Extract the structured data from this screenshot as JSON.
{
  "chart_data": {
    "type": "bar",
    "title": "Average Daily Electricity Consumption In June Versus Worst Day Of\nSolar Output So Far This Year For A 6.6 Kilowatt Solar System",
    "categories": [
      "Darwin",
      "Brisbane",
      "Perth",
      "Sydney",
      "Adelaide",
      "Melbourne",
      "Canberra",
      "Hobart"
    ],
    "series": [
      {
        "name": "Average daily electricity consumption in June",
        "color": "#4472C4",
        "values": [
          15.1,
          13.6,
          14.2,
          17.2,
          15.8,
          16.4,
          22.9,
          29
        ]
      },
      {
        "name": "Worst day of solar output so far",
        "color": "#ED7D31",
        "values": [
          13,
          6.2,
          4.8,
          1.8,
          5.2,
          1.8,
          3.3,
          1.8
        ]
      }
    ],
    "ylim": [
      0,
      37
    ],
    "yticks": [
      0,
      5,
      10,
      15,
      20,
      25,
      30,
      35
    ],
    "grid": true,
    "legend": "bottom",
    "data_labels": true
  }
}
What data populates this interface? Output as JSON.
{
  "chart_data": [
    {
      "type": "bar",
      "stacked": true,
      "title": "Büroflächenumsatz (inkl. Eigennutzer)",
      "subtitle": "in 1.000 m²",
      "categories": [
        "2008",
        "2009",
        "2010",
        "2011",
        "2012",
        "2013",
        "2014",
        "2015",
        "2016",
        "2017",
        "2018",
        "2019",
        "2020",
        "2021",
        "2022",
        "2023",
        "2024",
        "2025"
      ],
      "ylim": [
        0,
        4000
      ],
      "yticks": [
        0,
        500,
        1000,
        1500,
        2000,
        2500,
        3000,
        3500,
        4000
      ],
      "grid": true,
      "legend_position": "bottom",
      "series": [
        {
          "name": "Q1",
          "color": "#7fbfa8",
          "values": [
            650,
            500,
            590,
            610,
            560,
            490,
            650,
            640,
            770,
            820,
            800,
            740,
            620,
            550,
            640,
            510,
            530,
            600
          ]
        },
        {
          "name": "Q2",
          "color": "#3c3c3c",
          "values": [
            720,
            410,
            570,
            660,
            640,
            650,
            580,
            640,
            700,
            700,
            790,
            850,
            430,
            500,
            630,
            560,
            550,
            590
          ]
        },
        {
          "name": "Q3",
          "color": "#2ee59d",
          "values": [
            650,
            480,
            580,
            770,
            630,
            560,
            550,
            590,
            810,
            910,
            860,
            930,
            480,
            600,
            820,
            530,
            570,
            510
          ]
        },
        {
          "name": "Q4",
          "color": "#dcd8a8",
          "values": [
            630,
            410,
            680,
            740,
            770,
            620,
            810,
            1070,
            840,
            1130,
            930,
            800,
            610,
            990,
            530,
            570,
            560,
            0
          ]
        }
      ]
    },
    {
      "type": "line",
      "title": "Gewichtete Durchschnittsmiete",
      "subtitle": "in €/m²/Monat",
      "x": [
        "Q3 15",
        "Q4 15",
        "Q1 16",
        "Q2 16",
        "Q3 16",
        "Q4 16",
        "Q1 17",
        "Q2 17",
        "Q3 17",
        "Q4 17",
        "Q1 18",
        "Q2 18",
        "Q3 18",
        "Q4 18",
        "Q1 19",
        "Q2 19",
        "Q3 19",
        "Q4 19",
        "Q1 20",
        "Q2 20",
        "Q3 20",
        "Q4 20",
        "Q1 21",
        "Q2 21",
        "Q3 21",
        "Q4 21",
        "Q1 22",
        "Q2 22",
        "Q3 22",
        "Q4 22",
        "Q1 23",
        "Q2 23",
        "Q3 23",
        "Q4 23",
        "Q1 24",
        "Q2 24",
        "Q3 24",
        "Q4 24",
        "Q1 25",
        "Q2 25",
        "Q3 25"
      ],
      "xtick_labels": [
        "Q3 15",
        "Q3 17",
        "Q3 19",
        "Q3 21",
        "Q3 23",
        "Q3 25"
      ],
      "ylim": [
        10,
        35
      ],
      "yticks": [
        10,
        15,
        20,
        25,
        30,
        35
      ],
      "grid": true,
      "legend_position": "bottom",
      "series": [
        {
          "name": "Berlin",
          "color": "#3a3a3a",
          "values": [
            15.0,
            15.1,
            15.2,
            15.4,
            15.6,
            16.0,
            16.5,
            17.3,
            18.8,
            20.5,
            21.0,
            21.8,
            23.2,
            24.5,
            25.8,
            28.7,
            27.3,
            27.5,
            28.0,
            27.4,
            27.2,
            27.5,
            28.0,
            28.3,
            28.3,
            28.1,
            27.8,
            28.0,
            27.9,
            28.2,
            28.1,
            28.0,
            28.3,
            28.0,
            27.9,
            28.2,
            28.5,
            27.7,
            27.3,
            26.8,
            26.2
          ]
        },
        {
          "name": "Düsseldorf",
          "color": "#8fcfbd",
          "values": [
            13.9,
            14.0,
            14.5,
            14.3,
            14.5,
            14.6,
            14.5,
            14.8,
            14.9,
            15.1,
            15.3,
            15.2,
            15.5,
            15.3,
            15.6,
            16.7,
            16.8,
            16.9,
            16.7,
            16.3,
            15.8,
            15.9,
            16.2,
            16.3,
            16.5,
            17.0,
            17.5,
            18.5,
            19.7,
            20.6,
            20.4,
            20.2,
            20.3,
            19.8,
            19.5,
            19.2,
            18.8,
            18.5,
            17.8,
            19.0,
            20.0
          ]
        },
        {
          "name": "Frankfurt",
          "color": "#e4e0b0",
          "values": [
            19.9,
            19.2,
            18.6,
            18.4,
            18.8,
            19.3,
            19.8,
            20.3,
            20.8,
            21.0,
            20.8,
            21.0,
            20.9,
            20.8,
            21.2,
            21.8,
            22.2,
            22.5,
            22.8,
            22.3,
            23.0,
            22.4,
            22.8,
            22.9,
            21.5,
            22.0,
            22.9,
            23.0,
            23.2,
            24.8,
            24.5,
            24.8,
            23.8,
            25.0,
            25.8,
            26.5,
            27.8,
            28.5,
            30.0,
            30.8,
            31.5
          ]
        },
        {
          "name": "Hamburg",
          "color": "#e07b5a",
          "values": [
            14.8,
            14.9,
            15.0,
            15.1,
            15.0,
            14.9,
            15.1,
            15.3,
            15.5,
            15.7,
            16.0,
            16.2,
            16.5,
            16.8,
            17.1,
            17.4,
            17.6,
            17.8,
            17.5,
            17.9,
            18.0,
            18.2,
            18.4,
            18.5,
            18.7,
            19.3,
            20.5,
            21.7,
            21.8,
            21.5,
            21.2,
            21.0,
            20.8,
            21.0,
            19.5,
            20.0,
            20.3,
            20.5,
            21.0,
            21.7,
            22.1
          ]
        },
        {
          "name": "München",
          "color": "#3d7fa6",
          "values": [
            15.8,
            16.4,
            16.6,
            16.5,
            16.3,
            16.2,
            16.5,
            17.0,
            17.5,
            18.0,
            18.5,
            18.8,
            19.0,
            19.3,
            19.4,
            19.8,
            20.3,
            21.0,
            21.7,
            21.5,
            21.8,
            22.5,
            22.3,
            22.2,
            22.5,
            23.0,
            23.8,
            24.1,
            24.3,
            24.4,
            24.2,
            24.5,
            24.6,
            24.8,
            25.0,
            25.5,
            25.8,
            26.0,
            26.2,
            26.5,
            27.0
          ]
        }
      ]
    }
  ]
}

※ ※ ※

Search the preceding listing for "Average" and extract every line where it is found.

Task response:
    "title": "Average Daily Electricity Consumption In June Versus Worst Day Of\nSolar Output So Far This Year For A 6.6 Kilowatt Solar System",
        "name": "Average daily electricity consumption in June",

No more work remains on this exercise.